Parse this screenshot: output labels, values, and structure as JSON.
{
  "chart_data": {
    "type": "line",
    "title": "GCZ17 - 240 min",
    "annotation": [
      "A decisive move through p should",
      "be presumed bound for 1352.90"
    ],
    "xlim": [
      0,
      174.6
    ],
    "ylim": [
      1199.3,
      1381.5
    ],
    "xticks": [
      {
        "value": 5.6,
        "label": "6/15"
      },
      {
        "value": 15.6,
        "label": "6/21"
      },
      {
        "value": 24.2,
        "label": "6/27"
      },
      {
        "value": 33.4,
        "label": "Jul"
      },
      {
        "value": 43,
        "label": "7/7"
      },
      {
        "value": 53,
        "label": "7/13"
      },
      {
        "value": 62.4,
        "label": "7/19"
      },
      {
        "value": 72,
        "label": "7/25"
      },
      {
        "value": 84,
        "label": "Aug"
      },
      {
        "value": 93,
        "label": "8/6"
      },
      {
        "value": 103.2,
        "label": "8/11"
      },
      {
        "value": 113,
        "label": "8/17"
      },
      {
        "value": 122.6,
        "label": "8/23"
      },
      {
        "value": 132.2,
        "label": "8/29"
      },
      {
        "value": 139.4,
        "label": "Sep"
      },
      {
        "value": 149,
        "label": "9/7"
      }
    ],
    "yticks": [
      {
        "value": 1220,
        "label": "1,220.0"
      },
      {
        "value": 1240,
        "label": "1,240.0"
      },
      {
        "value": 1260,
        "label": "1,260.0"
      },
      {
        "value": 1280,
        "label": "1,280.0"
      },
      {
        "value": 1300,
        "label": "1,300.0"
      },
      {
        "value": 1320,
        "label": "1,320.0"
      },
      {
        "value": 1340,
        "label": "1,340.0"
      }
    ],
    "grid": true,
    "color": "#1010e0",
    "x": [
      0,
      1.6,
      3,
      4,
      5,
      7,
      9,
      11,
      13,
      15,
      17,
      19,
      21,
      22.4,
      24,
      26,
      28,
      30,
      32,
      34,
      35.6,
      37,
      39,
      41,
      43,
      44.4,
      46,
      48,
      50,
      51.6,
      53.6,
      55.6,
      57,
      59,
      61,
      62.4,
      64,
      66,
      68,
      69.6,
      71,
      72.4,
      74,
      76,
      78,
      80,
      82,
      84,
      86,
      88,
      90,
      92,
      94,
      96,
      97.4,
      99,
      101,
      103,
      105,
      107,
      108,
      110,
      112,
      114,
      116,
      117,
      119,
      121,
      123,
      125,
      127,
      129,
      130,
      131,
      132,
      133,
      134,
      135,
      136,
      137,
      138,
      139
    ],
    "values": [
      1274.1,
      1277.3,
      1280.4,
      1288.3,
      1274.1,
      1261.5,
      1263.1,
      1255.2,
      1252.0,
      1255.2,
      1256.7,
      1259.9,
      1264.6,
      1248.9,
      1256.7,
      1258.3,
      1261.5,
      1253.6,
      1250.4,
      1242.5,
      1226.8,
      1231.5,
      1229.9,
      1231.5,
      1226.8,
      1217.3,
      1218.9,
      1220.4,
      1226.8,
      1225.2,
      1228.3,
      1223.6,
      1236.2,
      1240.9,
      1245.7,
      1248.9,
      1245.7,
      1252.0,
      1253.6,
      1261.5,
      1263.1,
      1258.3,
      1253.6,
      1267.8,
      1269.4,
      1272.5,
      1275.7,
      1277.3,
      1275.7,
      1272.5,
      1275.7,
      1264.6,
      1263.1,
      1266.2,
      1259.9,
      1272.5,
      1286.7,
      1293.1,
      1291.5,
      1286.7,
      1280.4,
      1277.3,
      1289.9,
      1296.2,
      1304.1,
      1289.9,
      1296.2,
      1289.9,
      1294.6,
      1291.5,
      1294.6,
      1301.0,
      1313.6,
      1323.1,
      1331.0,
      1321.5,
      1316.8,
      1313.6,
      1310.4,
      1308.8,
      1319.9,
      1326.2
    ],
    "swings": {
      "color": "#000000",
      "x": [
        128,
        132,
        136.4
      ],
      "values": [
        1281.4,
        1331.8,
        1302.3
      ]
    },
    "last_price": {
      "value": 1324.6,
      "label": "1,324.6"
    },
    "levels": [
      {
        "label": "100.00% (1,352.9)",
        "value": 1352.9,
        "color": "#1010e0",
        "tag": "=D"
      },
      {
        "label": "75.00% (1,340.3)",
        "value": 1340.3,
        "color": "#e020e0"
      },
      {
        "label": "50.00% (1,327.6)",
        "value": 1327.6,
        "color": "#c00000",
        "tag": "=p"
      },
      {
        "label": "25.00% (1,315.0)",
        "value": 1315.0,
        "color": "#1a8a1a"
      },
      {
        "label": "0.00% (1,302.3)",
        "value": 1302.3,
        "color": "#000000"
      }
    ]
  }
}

________________________________________

▶ Requirement
Select every line of the records holding the string "values".

▶ Solved problem
Parse this screenshot: output labels, values, and structure as JSON.
    "values": [
      "values": [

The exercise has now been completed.